TASK INSTRUCTIONS
Pick out all lines with the word "firm" from the records that follow.

EXTRACTED ENTRIES
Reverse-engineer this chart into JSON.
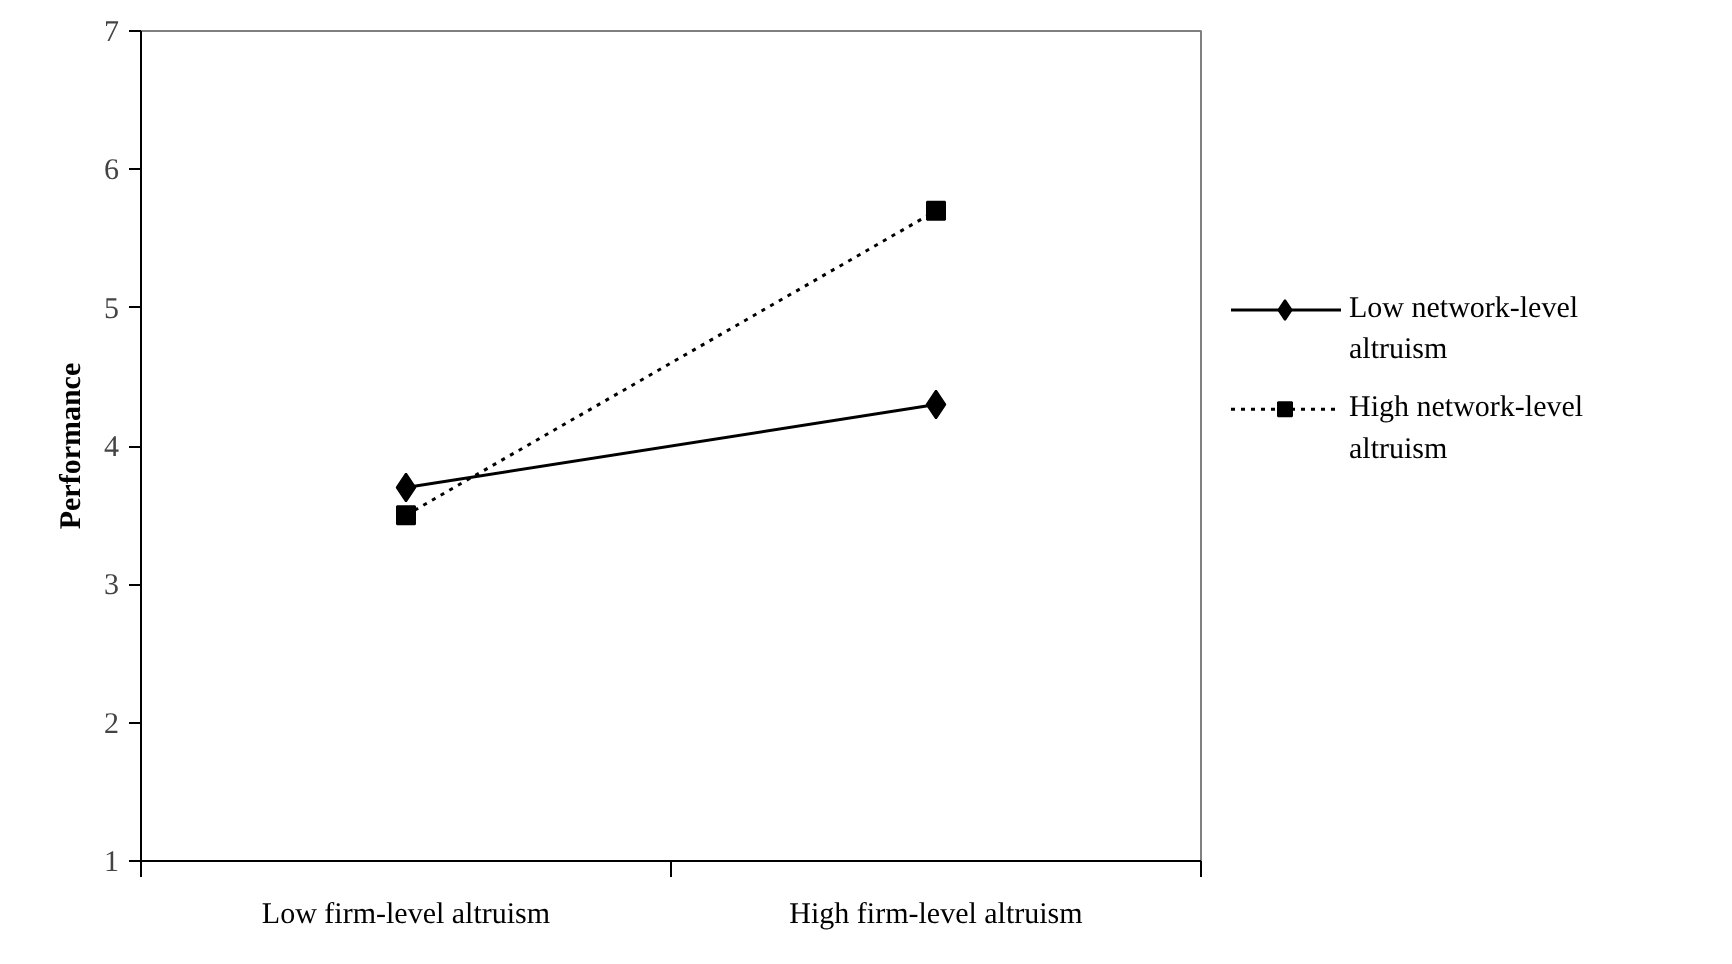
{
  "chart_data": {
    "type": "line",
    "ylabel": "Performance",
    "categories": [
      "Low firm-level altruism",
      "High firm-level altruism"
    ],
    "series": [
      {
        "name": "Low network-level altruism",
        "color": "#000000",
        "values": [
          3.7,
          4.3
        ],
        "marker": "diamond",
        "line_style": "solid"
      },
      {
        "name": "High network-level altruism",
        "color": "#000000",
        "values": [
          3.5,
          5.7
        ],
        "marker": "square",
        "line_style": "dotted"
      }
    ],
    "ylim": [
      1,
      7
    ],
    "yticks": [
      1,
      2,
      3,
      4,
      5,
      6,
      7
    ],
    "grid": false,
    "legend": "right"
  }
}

SOLVED EXERCISE
      "Low firm-level altruism",
      "High firm-level altruism"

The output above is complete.